**Problem details:** Collect from the data below each line with "Entity".

**The records:**
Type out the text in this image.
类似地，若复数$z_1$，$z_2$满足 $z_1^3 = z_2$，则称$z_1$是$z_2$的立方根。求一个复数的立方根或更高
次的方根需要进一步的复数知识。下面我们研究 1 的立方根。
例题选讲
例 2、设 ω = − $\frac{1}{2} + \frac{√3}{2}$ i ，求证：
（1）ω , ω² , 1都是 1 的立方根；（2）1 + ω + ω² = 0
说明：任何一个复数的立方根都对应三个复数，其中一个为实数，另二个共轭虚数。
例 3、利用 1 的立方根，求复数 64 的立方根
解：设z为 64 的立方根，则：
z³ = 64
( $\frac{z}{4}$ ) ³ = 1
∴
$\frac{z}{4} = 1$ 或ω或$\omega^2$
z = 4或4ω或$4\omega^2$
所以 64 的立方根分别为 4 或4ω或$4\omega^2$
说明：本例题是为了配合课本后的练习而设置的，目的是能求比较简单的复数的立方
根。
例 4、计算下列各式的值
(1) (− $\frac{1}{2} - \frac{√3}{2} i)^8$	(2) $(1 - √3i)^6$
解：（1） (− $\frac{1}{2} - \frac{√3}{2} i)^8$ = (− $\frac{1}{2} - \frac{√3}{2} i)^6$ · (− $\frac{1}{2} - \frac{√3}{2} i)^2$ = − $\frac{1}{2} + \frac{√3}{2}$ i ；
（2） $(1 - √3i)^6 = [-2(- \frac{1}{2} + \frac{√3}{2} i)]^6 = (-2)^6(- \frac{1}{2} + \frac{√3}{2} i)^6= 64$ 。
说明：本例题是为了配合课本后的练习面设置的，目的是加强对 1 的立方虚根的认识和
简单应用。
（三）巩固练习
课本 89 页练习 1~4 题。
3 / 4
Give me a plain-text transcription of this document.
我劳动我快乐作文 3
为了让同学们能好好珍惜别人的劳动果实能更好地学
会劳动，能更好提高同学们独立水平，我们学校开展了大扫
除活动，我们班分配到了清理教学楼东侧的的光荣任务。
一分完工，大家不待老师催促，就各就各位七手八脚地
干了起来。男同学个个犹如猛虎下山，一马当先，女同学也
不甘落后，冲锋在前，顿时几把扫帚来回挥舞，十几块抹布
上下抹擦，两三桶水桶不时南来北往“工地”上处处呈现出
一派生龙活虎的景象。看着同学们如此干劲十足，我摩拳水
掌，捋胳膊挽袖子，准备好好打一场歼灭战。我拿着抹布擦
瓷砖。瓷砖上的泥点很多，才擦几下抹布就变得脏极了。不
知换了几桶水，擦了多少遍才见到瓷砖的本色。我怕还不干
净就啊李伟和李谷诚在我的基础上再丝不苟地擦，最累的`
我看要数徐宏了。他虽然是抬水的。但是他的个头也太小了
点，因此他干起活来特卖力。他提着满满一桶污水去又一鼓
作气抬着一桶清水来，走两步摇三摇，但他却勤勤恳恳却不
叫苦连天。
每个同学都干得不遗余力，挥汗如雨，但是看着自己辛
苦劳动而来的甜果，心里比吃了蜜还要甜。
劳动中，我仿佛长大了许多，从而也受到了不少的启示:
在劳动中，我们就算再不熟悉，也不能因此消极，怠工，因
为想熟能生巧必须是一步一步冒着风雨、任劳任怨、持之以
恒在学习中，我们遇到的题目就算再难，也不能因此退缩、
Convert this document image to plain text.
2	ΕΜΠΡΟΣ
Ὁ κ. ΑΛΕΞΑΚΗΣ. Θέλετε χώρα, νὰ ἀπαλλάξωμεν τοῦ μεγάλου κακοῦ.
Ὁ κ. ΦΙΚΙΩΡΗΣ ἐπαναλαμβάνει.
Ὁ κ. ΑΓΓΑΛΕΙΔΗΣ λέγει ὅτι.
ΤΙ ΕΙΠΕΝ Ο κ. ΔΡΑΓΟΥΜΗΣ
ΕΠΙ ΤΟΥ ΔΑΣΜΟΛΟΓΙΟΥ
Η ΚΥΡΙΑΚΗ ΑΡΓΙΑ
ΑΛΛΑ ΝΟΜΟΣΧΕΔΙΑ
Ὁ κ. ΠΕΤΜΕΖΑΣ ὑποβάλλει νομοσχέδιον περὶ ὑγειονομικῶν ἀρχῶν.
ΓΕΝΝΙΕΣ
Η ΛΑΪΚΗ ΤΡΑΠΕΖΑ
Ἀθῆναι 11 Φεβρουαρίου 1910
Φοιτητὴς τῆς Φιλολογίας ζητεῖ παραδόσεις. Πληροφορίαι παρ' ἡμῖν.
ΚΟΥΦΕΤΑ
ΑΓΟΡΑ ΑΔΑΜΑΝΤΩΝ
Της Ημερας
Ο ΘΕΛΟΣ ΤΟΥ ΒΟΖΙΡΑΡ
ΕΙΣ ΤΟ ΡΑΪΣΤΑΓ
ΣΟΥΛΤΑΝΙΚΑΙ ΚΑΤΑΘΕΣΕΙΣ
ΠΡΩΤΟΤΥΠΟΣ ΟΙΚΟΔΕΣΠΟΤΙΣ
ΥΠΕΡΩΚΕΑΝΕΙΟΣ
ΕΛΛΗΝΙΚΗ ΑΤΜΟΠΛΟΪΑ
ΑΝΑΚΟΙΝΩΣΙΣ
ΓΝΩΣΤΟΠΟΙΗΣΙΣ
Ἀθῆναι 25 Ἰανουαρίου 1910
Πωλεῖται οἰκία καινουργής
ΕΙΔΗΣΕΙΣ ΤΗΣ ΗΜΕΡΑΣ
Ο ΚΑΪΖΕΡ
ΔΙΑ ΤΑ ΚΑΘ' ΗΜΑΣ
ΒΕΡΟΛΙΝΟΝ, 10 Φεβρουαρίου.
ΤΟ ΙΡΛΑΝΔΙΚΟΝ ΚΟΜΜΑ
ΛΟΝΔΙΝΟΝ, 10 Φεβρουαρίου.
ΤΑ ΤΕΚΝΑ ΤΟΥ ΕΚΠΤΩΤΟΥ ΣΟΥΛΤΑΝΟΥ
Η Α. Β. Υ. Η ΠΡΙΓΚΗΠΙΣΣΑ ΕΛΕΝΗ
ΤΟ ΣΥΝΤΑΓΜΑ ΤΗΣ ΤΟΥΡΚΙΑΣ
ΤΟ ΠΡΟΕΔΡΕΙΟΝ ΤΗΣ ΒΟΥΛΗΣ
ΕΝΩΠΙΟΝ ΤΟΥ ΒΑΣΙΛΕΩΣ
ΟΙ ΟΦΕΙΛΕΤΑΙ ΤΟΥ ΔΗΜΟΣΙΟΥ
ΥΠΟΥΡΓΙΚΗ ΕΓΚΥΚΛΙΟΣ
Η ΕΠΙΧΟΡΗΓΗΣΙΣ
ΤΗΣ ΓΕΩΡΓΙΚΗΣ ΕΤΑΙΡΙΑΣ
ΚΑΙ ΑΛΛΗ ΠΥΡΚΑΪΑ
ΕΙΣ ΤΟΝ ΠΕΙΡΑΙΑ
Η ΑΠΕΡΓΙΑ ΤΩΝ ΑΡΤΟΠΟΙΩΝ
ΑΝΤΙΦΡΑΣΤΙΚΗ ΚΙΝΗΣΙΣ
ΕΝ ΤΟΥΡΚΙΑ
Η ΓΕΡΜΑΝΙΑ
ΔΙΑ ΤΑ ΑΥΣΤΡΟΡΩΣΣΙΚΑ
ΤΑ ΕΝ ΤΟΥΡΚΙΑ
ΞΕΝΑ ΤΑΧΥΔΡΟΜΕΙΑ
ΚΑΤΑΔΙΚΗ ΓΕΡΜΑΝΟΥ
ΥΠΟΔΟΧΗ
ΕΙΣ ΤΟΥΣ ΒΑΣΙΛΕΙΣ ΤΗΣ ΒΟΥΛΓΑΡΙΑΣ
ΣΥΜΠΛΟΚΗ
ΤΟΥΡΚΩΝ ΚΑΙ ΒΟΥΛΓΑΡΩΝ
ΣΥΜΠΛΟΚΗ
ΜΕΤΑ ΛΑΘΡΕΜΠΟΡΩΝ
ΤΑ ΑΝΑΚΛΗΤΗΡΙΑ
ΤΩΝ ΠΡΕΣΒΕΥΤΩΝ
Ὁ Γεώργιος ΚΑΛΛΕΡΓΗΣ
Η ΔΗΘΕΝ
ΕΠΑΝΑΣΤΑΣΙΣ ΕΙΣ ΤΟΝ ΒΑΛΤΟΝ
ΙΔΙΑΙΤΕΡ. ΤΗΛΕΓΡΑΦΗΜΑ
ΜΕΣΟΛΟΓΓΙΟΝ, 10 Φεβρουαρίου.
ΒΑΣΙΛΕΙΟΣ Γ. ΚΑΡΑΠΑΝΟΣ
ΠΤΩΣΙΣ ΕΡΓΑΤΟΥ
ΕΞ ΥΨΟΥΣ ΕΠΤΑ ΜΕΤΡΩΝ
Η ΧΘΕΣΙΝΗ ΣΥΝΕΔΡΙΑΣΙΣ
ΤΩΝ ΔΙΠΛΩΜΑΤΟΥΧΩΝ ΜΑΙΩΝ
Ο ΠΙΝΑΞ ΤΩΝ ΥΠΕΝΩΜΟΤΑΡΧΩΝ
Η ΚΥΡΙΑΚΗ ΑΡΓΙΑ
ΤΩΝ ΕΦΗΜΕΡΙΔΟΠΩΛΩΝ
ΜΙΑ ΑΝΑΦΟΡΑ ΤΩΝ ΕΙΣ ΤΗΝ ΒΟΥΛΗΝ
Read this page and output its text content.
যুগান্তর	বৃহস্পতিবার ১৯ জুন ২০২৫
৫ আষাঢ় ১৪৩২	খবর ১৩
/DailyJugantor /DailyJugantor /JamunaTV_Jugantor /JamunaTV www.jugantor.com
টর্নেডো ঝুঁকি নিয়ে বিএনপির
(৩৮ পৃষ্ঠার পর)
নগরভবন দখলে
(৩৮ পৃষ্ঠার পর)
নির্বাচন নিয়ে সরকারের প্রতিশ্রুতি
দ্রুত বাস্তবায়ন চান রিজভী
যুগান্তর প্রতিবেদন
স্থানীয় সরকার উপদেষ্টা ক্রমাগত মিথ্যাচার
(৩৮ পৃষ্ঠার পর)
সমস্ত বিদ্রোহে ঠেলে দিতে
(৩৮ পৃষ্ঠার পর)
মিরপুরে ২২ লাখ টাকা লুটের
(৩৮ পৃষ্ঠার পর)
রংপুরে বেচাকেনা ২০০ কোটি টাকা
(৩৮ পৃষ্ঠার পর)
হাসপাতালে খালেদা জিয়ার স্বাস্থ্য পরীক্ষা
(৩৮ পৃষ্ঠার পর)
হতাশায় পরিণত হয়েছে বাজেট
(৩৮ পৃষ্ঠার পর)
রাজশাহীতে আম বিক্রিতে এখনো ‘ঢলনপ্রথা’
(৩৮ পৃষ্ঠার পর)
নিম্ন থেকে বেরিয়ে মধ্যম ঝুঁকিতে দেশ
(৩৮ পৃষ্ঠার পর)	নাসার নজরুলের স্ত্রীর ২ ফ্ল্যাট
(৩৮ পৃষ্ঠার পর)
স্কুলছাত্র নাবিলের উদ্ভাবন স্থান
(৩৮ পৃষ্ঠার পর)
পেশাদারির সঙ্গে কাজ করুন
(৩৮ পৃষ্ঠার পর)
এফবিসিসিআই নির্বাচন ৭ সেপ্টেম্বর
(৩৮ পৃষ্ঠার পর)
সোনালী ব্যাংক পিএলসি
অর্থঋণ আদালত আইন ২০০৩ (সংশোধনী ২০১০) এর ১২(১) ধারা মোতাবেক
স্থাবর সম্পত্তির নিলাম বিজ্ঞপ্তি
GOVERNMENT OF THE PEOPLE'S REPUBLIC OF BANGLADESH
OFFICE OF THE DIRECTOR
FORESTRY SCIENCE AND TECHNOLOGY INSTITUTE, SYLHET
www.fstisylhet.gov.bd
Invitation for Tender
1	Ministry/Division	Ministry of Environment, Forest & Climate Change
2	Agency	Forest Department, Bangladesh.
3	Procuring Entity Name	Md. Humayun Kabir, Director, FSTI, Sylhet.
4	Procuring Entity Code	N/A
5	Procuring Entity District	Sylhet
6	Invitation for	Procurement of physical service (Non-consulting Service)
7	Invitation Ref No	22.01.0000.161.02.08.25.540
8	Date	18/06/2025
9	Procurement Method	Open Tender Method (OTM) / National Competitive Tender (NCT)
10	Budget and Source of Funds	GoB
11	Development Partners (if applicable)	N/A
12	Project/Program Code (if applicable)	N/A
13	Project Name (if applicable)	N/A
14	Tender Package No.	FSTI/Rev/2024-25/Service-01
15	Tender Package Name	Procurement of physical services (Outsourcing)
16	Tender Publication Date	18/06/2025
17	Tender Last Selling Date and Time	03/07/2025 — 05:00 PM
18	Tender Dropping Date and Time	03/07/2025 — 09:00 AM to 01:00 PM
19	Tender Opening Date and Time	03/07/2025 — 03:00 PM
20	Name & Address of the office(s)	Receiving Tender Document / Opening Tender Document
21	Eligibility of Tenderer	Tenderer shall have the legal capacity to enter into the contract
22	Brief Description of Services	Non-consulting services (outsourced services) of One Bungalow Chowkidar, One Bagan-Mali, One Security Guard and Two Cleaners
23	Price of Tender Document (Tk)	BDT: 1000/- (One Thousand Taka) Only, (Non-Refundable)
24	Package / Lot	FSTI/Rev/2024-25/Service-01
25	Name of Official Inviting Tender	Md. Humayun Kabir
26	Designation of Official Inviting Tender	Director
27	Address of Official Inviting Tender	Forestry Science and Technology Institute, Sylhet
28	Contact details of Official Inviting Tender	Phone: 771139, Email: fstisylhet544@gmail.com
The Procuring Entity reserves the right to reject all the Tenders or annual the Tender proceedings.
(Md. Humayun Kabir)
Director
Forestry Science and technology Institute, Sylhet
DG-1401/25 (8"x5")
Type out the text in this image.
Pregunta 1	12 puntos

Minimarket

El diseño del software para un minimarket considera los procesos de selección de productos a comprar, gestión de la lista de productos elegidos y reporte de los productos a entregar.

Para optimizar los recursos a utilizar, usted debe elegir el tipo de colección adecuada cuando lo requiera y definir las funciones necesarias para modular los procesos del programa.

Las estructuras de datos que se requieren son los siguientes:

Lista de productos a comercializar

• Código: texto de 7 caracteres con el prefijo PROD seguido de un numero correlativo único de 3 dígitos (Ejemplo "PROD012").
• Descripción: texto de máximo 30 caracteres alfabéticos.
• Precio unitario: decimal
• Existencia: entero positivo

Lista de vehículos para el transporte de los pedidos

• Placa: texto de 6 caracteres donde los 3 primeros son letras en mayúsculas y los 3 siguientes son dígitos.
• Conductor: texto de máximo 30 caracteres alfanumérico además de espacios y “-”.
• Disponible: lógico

**The output:**
3	Procuring Entity Name	Md. Humayun Kabir, Director, FSTI, Sylhet.
4	Procuring Entity Code	N/A
5	Procuring Entity District	Sylhet
The Procuring Entity reserves the right to reject all the Tenders or annual the Tender proceedings.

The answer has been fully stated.